>> BEGIN Dataset

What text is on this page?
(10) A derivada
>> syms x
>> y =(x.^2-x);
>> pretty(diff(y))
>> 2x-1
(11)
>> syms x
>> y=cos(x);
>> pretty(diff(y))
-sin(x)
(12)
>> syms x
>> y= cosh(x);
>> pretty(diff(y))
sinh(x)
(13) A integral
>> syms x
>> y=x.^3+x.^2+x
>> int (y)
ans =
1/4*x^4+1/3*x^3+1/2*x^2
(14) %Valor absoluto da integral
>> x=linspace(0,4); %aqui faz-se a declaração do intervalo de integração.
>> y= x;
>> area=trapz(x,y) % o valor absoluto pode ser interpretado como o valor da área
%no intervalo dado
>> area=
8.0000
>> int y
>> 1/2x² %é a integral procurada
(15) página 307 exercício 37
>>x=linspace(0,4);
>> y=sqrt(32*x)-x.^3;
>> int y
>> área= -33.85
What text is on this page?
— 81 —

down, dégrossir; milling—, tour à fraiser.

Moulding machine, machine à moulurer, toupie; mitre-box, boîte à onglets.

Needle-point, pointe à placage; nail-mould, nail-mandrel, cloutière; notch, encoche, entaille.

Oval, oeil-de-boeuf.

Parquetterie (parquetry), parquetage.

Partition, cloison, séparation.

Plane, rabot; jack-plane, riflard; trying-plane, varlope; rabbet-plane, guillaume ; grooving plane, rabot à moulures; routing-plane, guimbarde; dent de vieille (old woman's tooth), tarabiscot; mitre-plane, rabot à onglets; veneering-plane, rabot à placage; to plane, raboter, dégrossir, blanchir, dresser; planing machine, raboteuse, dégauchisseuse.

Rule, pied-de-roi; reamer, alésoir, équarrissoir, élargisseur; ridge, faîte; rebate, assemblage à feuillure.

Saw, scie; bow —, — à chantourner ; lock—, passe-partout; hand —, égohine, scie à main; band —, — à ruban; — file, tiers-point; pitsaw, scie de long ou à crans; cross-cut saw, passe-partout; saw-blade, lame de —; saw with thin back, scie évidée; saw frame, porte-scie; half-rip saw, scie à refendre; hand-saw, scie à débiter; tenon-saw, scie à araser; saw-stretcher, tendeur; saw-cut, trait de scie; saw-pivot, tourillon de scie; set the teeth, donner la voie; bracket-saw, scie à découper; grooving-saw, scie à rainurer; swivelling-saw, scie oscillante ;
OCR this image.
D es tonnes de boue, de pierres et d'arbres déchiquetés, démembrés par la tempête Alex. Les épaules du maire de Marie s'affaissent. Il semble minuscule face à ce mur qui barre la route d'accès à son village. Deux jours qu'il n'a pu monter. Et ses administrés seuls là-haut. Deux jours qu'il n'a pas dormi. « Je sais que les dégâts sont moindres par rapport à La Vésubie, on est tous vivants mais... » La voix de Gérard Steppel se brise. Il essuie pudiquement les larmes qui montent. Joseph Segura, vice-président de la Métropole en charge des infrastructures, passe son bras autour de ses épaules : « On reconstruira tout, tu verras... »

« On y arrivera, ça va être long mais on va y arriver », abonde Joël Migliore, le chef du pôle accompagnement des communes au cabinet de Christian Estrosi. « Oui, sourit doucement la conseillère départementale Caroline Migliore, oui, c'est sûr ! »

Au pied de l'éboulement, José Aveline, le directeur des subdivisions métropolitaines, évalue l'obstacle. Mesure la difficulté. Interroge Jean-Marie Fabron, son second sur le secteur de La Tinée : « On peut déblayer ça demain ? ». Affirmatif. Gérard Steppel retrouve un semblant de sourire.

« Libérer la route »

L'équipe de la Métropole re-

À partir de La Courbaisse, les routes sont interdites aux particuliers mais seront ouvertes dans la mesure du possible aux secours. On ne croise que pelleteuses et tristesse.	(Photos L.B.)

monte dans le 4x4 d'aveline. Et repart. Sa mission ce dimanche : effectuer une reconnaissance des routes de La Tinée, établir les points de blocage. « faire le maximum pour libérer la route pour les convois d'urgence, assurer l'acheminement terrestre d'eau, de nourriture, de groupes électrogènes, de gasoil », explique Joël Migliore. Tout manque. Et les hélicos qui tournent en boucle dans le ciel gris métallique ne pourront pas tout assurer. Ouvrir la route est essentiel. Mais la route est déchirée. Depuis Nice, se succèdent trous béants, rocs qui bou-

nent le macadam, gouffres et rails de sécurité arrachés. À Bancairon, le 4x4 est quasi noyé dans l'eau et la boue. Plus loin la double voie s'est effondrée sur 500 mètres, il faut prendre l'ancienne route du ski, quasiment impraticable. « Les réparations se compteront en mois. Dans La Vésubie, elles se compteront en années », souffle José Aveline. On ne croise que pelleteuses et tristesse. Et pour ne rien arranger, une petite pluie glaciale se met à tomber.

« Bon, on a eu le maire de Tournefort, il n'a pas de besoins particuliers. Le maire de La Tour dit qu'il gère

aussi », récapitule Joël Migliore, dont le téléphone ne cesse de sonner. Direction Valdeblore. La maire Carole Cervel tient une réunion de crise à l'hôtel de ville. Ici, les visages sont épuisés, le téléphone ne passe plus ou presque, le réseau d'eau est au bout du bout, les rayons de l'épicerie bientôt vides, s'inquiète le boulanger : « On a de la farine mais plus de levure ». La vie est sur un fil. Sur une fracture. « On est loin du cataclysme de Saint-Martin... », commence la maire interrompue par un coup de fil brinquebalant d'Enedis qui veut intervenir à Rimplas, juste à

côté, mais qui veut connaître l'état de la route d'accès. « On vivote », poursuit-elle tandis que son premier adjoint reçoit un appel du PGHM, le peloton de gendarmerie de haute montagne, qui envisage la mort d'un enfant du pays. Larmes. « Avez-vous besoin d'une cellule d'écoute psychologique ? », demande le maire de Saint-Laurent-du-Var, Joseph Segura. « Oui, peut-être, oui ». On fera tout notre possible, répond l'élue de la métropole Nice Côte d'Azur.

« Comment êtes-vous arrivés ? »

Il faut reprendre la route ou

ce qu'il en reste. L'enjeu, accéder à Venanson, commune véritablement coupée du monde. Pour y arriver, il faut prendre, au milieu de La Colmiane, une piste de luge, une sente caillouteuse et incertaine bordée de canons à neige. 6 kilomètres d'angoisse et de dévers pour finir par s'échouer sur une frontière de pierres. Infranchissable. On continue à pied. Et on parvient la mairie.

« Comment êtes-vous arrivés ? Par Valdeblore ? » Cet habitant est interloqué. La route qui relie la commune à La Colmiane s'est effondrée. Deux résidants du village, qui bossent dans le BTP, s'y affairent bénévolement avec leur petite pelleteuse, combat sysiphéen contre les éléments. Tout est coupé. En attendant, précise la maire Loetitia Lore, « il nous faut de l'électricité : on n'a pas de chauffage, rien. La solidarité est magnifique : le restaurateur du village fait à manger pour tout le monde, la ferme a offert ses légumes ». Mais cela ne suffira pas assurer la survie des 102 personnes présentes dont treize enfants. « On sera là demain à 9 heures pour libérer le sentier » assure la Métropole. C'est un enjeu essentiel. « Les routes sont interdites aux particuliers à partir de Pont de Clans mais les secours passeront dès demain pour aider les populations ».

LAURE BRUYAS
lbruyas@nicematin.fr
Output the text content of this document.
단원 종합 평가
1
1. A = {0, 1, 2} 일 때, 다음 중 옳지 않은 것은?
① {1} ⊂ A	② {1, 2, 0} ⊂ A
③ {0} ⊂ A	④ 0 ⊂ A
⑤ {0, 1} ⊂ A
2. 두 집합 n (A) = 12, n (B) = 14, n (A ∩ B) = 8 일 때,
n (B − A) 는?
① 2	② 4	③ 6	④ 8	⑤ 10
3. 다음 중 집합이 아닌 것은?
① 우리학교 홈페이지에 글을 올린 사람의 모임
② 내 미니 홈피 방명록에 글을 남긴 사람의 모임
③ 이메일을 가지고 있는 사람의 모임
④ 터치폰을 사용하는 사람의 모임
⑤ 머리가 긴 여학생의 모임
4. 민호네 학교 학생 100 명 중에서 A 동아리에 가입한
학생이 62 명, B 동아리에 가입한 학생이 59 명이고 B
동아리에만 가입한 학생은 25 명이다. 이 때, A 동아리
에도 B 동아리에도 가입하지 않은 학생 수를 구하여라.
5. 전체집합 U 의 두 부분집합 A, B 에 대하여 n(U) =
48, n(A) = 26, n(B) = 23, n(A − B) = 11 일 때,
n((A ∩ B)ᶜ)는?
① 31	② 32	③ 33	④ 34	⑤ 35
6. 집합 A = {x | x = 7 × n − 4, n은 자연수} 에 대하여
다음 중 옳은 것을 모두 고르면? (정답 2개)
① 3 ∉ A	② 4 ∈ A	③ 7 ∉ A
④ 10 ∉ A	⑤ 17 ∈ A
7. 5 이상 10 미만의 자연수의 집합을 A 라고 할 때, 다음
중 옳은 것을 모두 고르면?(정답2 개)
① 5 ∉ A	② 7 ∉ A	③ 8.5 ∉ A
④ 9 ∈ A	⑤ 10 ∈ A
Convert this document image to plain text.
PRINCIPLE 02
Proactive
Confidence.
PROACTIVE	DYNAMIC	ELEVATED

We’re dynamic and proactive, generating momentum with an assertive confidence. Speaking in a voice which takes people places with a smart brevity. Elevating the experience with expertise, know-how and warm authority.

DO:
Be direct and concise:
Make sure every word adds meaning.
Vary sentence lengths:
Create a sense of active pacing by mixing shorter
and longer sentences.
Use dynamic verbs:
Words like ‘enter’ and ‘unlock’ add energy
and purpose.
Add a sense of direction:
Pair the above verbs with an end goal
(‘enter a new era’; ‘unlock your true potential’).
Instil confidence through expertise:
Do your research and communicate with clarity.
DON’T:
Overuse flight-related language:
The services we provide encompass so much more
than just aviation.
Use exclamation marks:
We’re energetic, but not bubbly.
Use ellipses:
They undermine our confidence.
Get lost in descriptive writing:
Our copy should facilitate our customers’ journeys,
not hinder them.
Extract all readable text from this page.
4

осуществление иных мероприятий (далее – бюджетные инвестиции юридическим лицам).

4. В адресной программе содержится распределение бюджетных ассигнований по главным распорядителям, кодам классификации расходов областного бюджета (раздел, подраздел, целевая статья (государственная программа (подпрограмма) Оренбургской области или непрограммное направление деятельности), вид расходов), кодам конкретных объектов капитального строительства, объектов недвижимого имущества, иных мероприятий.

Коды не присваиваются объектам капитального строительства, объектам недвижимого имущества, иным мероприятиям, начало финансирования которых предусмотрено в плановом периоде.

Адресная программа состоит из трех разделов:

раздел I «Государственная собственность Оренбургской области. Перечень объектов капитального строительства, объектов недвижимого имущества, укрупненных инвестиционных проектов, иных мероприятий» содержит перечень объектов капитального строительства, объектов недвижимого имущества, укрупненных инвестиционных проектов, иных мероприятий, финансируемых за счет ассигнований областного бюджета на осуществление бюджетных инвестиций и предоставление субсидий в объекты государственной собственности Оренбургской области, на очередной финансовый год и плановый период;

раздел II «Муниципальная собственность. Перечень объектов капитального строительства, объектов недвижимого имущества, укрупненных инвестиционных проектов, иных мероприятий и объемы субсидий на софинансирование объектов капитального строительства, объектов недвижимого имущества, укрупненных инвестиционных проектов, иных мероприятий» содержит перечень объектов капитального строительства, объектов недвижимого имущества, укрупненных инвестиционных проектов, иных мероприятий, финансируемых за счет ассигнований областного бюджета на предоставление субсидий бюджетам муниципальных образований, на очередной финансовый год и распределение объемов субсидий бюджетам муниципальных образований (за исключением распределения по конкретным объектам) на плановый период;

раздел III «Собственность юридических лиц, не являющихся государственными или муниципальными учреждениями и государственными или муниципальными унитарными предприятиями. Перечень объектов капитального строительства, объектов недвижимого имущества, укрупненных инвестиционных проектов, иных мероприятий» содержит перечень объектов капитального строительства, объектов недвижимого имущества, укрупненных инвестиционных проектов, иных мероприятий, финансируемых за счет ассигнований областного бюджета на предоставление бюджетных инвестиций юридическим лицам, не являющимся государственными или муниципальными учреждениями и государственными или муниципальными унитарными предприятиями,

>> END Dataset

Exercise requirements: Go through the listing above and return every line where the word "document" occurs.

Reply:
Output the text content of this document.
Convert this document image to plain text.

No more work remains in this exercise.